[Required task]
List the lines of this listing that hold the word "data".

[Task inputs]
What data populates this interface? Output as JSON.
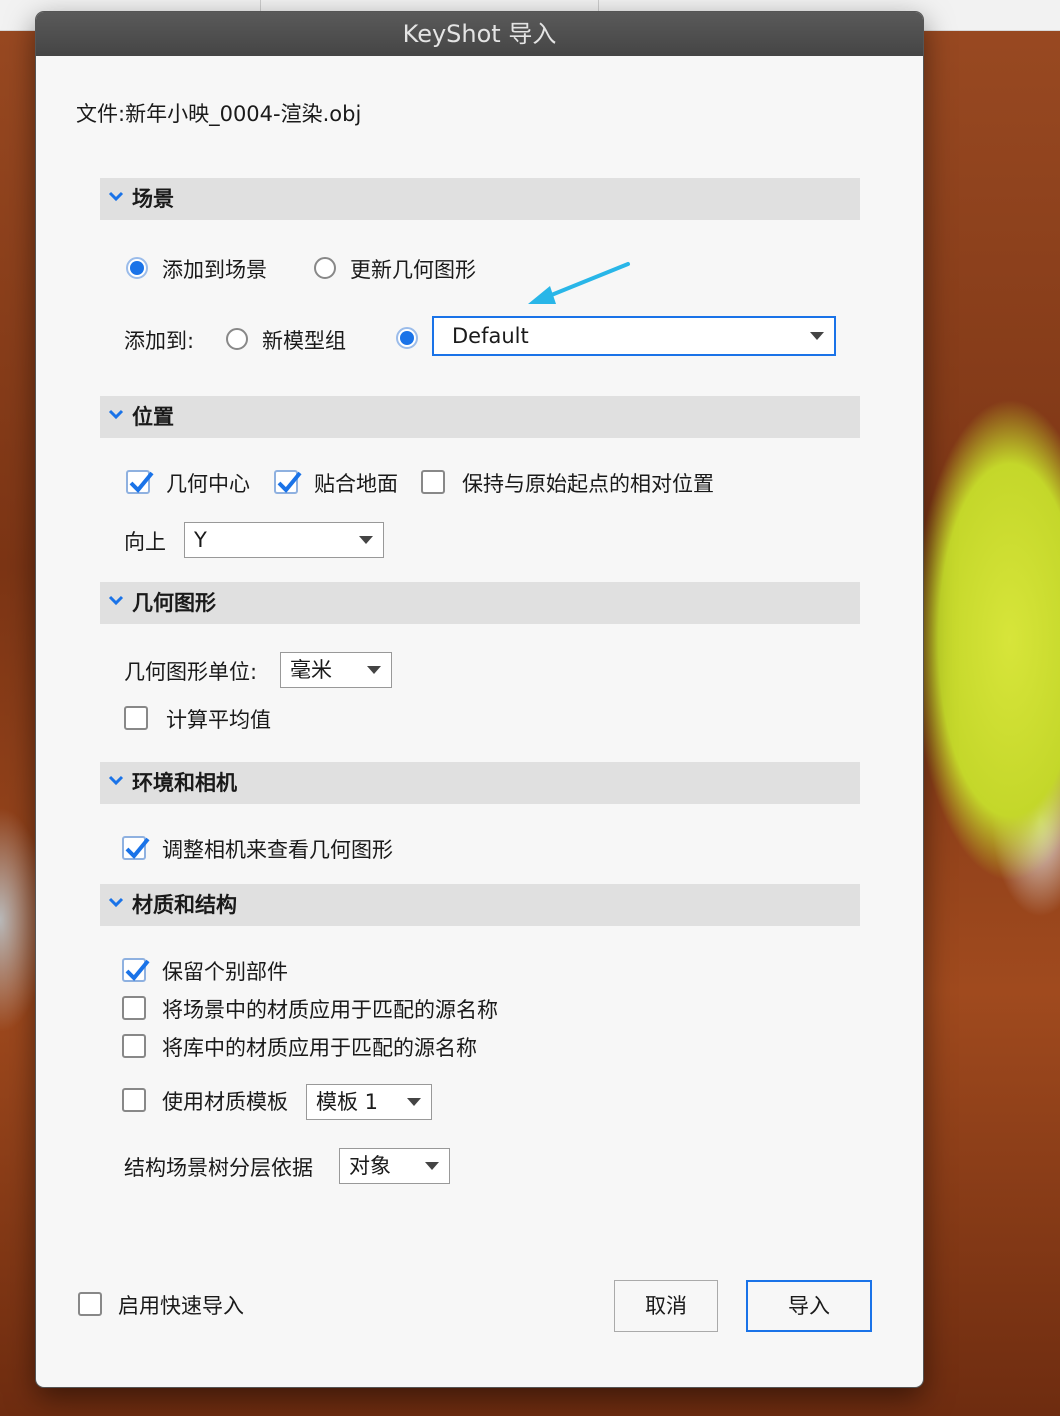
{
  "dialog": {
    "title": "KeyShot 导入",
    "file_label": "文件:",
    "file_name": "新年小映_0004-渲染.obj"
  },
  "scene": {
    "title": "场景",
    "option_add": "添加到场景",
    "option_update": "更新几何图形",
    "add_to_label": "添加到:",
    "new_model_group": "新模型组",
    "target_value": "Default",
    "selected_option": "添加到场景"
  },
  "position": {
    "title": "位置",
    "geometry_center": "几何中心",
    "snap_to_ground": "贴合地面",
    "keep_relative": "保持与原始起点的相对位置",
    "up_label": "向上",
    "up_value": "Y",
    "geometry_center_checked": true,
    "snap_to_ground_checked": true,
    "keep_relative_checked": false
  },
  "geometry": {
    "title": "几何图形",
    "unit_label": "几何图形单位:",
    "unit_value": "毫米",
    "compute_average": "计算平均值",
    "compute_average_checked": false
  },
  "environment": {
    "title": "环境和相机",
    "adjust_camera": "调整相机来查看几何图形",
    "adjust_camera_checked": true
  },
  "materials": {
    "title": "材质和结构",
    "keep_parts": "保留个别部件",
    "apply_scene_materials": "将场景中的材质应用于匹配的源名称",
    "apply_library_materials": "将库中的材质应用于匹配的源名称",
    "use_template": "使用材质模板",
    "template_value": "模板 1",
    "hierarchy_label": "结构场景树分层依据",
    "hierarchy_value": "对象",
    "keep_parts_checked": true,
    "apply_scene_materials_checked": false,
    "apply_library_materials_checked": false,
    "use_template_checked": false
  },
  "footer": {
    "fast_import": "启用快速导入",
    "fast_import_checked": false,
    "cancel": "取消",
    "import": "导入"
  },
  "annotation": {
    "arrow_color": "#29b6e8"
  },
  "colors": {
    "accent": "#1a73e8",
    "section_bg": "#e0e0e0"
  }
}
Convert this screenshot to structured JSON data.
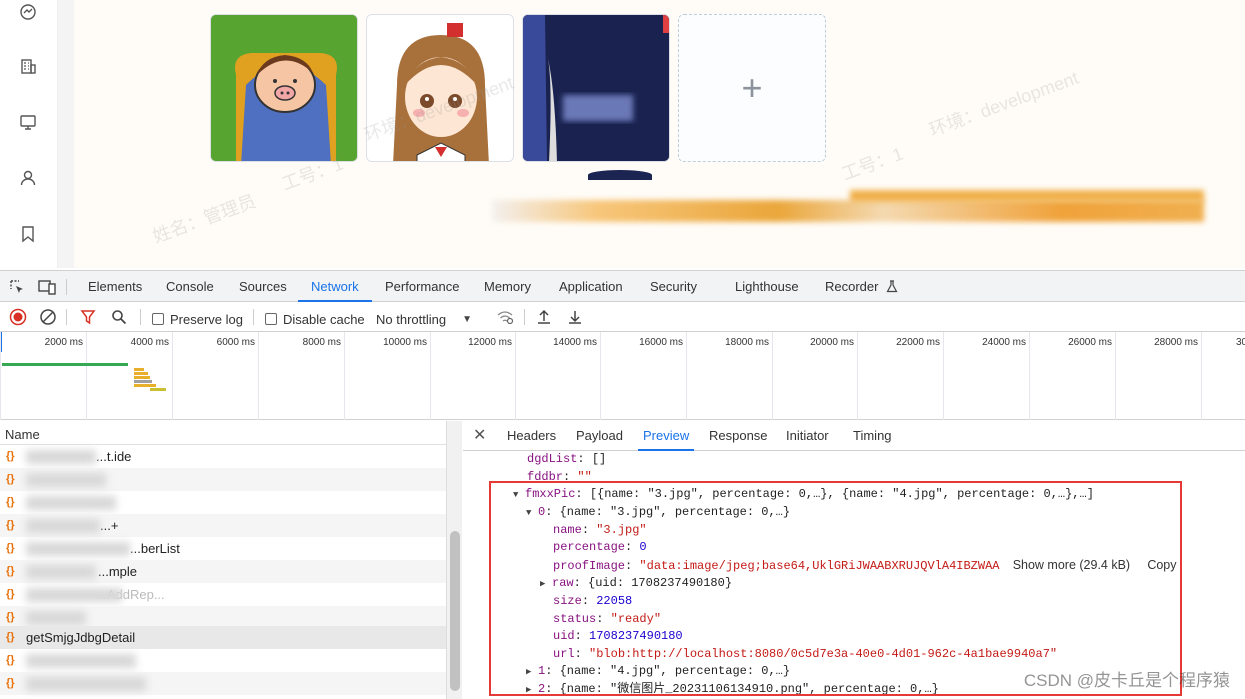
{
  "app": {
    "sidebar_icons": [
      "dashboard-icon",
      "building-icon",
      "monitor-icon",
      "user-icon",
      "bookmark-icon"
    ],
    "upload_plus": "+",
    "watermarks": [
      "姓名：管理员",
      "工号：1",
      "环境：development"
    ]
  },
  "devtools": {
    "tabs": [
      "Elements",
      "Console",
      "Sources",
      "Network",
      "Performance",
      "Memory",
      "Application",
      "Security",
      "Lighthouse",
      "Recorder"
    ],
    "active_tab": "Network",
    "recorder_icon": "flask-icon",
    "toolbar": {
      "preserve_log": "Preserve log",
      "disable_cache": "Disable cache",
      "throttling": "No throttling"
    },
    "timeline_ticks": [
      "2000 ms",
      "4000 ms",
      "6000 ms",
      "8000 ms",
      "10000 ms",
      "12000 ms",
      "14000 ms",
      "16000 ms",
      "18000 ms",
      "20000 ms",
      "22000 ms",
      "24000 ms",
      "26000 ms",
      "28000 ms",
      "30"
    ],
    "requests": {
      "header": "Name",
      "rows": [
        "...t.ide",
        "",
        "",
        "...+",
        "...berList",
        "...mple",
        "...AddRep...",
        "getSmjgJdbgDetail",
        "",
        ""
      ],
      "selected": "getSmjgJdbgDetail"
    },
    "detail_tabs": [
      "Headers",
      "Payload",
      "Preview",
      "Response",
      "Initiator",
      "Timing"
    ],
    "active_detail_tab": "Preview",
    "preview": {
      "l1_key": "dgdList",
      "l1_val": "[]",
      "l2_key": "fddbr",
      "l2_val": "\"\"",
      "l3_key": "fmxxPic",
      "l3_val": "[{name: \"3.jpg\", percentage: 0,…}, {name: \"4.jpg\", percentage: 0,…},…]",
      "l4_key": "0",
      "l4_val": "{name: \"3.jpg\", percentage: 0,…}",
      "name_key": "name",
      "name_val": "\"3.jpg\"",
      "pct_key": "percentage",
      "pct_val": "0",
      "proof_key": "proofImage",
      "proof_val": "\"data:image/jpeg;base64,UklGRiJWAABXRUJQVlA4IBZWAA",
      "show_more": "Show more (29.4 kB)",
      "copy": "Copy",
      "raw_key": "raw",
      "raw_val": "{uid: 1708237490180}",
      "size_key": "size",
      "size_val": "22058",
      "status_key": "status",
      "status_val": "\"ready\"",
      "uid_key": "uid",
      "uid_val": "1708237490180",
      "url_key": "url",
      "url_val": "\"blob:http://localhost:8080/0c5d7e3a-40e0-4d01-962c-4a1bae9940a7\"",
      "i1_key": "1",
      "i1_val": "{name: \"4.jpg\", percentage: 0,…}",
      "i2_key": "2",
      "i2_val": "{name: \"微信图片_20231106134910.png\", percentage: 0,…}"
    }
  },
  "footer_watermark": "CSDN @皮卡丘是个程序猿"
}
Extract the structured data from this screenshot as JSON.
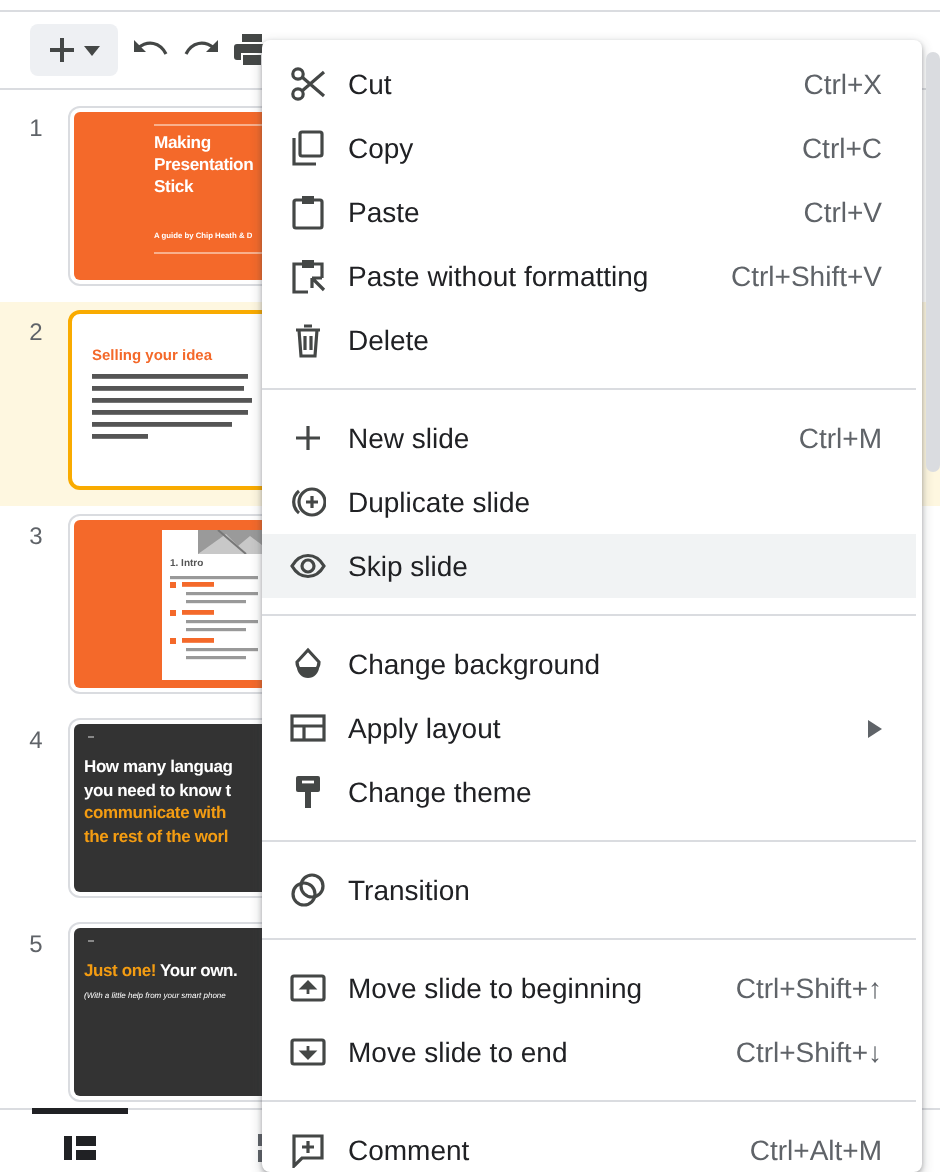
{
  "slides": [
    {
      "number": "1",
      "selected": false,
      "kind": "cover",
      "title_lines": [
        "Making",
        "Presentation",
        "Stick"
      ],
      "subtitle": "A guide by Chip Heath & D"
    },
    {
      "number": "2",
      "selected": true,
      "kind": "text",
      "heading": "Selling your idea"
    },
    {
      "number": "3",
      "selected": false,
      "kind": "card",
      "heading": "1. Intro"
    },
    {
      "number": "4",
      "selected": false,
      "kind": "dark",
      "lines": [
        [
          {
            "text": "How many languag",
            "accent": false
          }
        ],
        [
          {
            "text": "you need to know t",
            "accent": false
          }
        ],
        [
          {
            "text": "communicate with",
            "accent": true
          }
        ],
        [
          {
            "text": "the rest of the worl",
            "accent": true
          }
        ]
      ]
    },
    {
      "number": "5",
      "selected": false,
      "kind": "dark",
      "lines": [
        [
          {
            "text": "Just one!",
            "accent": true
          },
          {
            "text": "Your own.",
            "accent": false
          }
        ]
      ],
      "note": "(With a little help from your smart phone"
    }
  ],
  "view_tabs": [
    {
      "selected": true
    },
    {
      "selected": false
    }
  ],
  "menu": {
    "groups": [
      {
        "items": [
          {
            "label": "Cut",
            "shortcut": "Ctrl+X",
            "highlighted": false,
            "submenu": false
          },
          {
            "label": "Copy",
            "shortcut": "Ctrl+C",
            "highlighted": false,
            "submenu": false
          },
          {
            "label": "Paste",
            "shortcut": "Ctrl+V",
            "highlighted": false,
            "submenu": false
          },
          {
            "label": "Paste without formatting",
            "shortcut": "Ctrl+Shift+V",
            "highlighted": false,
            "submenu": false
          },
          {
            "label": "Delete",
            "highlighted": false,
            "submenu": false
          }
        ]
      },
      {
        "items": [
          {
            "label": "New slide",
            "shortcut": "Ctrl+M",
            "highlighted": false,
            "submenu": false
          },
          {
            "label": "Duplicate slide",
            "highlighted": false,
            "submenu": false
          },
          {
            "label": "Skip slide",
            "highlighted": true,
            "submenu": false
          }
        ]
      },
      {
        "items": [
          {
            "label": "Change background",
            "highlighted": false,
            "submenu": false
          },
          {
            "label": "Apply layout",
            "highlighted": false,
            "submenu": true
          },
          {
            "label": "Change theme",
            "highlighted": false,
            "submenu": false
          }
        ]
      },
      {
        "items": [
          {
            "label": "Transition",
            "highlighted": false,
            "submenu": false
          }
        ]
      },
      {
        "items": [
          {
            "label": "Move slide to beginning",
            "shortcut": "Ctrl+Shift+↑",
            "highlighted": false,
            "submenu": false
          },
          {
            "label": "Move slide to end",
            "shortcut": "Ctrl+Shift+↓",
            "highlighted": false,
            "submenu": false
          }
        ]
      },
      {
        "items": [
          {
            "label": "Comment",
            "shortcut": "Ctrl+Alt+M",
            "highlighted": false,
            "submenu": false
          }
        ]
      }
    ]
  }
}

[Answer for this exercise]
What data populates this interface? Output as JSON.
Convert this screenshot to structured JSON data.
      "proof_val": "\"data:image/jpeg;base64,UklGRiJWAABXRUJQVlA4IBZWAA",
Extract the structured data from this screenshot as JSON.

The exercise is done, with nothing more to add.